Reproduce the listing below in its entirety. Change nothing.

--- START OF Input data ---

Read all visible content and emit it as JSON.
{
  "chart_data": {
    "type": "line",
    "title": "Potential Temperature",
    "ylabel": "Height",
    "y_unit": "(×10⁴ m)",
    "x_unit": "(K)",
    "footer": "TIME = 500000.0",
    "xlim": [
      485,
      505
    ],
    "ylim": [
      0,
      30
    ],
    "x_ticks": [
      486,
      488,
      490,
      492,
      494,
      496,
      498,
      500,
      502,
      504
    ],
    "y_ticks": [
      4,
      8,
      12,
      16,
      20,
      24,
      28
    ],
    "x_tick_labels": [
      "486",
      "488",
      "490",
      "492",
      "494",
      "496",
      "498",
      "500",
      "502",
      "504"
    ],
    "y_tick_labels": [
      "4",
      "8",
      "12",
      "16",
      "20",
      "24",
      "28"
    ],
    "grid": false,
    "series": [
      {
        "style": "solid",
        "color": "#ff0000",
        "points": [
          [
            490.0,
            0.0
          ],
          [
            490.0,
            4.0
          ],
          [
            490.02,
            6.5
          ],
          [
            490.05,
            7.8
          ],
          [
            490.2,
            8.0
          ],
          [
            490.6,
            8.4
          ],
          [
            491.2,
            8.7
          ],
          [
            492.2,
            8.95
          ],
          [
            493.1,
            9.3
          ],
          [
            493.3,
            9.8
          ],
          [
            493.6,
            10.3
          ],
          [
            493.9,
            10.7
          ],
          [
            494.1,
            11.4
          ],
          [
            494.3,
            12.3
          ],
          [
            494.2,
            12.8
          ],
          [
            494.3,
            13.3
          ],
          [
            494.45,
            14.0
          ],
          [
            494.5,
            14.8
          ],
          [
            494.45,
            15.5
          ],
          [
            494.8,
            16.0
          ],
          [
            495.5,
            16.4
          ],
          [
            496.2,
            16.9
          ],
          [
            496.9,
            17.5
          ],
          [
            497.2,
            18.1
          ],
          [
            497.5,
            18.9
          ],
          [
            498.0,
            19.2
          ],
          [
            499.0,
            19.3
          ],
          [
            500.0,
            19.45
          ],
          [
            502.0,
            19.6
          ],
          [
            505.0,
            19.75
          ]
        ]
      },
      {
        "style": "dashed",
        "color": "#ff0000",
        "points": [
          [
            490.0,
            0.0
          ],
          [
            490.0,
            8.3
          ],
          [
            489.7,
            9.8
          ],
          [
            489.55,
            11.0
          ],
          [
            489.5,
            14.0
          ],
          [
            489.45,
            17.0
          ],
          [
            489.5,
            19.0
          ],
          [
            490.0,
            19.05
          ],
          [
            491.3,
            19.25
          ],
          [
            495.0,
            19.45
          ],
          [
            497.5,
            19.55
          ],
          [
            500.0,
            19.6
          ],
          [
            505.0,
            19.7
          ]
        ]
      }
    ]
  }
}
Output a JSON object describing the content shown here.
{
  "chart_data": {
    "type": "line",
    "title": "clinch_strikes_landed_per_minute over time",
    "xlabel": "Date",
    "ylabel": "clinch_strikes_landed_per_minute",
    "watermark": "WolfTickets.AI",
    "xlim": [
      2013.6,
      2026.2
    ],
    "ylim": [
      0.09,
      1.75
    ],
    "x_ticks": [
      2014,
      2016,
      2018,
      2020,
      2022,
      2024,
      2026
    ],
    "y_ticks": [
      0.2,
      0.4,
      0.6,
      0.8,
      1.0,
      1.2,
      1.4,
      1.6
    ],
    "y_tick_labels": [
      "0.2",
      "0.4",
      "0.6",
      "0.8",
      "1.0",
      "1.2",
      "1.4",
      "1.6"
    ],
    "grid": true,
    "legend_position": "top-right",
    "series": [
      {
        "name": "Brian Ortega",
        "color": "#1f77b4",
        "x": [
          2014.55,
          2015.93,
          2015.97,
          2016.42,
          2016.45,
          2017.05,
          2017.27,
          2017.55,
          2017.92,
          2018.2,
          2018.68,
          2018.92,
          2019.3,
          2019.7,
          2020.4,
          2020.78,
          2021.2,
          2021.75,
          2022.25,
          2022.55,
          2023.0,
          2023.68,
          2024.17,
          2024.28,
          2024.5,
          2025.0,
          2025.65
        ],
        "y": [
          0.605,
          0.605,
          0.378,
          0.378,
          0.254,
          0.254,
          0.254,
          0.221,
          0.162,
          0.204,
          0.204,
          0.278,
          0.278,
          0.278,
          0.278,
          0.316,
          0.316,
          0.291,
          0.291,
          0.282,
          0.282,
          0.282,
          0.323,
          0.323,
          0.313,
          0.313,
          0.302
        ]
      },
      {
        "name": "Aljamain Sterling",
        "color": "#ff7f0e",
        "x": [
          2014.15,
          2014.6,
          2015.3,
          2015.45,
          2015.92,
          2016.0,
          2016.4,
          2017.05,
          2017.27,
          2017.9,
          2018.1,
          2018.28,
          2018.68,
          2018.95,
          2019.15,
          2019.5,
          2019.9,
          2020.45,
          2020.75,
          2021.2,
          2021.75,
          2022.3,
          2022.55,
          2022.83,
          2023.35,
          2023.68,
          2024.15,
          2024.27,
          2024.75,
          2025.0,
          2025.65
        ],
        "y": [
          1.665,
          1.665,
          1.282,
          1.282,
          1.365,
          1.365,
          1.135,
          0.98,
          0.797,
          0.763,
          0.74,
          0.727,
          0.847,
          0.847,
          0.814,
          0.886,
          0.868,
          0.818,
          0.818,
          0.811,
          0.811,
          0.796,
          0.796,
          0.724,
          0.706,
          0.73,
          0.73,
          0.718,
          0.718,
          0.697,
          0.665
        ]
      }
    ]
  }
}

--- END OF Input data ---

Exercise result
Read all visible content and emit it as JSON.
{
  "chart_data": {
    "type": "line",
    "title": "Potential Temperature",
    "ylabel": "Height",
    "y_unit": "(×10⁴ m)",
    "x_unit": "(K)",
    "footer": "TIME = 500000.0",
    "xlim": [
      485,
      505
    ],
    "ylim": [
      0,
      30
    ],
    "x_ticks": [
      486,
      488,
      490,
      492,
      494,
      496,
      498,
      500,
      502,
      504
    ],
    "y_ticks": [
      4,
      8,
      12,
      16,
      20,
      24,
      28
    ],
    "x_tick_labels": [
      "486",
      "488",
      "490",
      "492",
      "494",
      "496",
      "498",
      "500",
      "502",
      "504"
    ],
    "y_tick_labels": [
      "4",
      "8",
      "12",
      "16",
      "20",
      "24",
      "28"
    ],
    "grid": false,
    "series": [
      {
        "style": "solid",
        "color": "#ff0000",
        "points": [
          [
            490.0,
            0.0
          ],
          [
            490.0,
            4.0
          ],
          [
            490.02,
            6.5
          ],
          [
            490.05,
            7.8
          ],
          [
            490.2,
            8.0
          ],
          [
            490.6,
            8.4
          ],
          [
            491.2,
            8.7
          ],
          [
            492.2,
            8.95
          ],
          [
            493.1,
            9.3
          ],
          [
            493.3,
            9.8
          ],
          [
            493.6,
            10.3
          ],
          [
            493.9,
            10.7
          ],
          [
            494.1,
            11.4
          ],
          [
            494.3,
            12.3
          ],
          [
            494.2,
            12.8
          ],
          [
            494.3,
            13.3
          ],
          [
            494.45,
            14.0
          ],
          [
            494.5,
            14.8
          ],
          [
            494.45,
            15.5
          ],
          [
            494.8,
            16.0
          ],
          [
            495.5,
            16.4
          ],
          [
            496.2,
            16.9
          ],
          [
            496.9,
            17.5
          ],
          [
            497.2,
            18.1
          ],
          [
            497.5,
            18.9
          ],
          [
            498.0,
            19.2
          ],
          [
            499.0,
            19.3
          ],
          [
            500.0,
            19.45
          ],
          [
            502.0,
            19.6
          ],
          [
            505.0,
            19.75
          ]
        ]
      },
      {
        "style": "dashed",
        "color": "#ff0000",
        "points": [
          [
            490.0,
            0.0
          ],
          [
            490.0,
            8.3
          ],
          [
            489.7,
            9.8
          ],
          [
            489.55,
            11.0
          ],
          [
            489.5,
            14.0
          ],
          [
            489.45,
            17.0
          ],
          [
            489.5,
            19.0
          ],
          [
            490.0,
            19.05
          ],
          [
            491.3,
            19.25
          ],
          [
            495.0,
            19.45
          ],
          [
            497.5,
            19.55
          ],
          [
            500.0,
            19.6
          ],
          [
            505.0,
            19.7
          ]
        ]
      }
    ]
  }
}
Output a JSON object describing the content shown here.
{
  "chart_data": {
    "type": "line",
    "title": "clinch_strikes_landed_per_minute over time",
    "xlabel": "Date",
    "ylabel": "clinch_strikes_landed_per_minute",
    "watermark": "WolfTickets.AI",
    "xlim": [
      2013.6,
      2026.2
    ],
    "ylim": [
      0.09,
      1.75
    ],
    "x_ticks": [
      2014,
      2016,
      2018,
      2020,
      2022,
      2024,
      2026
    ],
    "y_ticks": [
      0.2,
      0.4,
      0.6,
      0.8,
      1.0,
      1.2,
      1.4,
      1.6
    ],
    "y_tick_labels": [
      "0.2",
      "0.4",
      "0.6",
      "0.8",
      "1.0",
      "1.2",
      "1.4",
      "1.6"
    ],
    "grid": true,
    "legend_position": "top-right",
    "series": [
      {
        "name": "Brian Ortega",
        "color": "#1f77b4",
        "x": [
          2014.55,
          2015.93,
          2015.97,
          2016.42,
          2016.45,
          2017.05,
          2017.27,
          2017.55,
          2017.92,
          2018.2,
          2018.68,
          2018.92,
          2019.3,
          2019.7,
          2020.4,
          2020.78,
          2021.2,
          2021.75,
          2022.25,
          2022.55,
          2023.0,
          2023.68,
          2024.17,
          2024.28,
          2024.5,
          2025.0,
          2025.65
        ],
        "y": [
          0.605,
          0.605,
          0.378,
          0.378,
          0.254,
          0.254,
          0.254,
          0.221,
          0.162,
          0.204,
          0.204,
          0.278,
          0.278,
          0.278,
          0.278,
          0.316,
          0.316,
          0.291,
          0.291,
          0.282,
          0.282,
          0.282,
          0.323,
          0.323,
          0.313,
          0.313,
          0.302
        ]
      },
      {
        "name": "Aljamain Sterling",
        "color": "#ff7f0e",
        "x": [
          2014.15,
          2014.6,
          2015.3,
          2015.45,
          2015.92,
          2016.0,
          2016.4,
          2017.05,
          2017.27,
          2017.9,
          2018.1,
          2018.28,
          2018.68,
          2018.95,
          2019.15,
          2019.5,
          2019.9,
          2020.45,
          2020.75,
          2021.2,
          2021.75,
          2022.3,
          2022.55,
          2022.83,
          2023.35,
          2023.68,
          2024.15,
          2024.27,
          2024.75,
          2025.0,
          2025.65
        ],
        "y": [
          1.665,
          1.665,
          1.282,
          1.282,
          1.365,
          1.365,
          1.135,
          0.98,
          0.797,
          0.763,
          0.74,
          0.727,
          0.847,
          0.847,
          0.814,
          0.886,
          0.868,
          0.818,
          0.818,
          0.811,
          0.811,
          0.796,
          0.796,
          0.724,
          0.706,
          0.73,
          0.73,
          0.718,
          0.718,
          0.697,
          0.665
        ]
      }
    ]
  }
}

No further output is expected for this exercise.